◆ **REQUIRED TASK**
Some lines of these records may hold the word "中野区社会福祉協議会"; state how many, using only the number.

◆ **EXCERPTED RECORDS**
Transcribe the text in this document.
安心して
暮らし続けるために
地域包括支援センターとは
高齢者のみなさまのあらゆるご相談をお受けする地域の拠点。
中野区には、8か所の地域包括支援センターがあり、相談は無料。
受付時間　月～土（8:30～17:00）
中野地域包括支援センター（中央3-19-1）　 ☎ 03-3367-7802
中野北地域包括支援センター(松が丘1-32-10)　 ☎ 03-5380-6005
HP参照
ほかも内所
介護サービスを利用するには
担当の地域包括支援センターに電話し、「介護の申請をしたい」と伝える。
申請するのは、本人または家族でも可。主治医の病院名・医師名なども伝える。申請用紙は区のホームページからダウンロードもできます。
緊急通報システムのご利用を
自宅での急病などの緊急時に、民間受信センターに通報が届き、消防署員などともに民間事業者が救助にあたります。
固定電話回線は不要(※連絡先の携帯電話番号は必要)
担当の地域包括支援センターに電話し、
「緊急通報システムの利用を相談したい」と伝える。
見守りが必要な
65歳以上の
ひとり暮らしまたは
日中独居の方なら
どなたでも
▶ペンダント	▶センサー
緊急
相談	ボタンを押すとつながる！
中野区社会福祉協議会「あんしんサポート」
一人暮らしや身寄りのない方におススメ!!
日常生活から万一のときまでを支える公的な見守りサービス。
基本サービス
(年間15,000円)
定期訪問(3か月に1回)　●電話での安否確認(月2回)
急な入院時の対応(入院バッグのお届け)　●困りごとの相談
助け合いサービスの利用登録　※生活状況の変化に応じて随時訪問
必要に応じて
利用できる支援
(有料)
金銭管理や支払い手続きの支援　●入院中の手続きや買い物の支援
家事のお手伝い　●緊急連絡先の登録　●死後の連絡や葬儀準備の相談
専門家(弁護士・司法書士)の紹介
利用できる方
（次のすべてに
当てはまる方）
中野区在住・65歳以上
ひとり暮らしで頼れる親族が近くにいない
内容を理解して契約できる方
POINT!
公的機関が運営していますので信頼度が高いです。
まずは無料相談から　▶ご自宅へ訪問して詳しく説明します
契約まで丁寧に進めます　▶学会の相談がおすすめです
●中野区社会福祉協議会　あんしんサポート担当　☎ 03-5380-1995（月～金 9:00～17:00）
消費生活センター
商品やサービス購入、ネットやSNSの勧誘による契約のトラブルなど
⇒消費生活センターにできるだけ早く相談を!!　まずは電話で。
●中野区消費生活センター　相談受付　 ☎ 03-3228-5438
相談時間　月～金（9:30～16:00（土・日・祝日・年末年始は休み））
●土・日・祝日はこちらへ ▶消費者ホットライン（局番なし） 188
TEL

◆ **RESULT BELOW**
2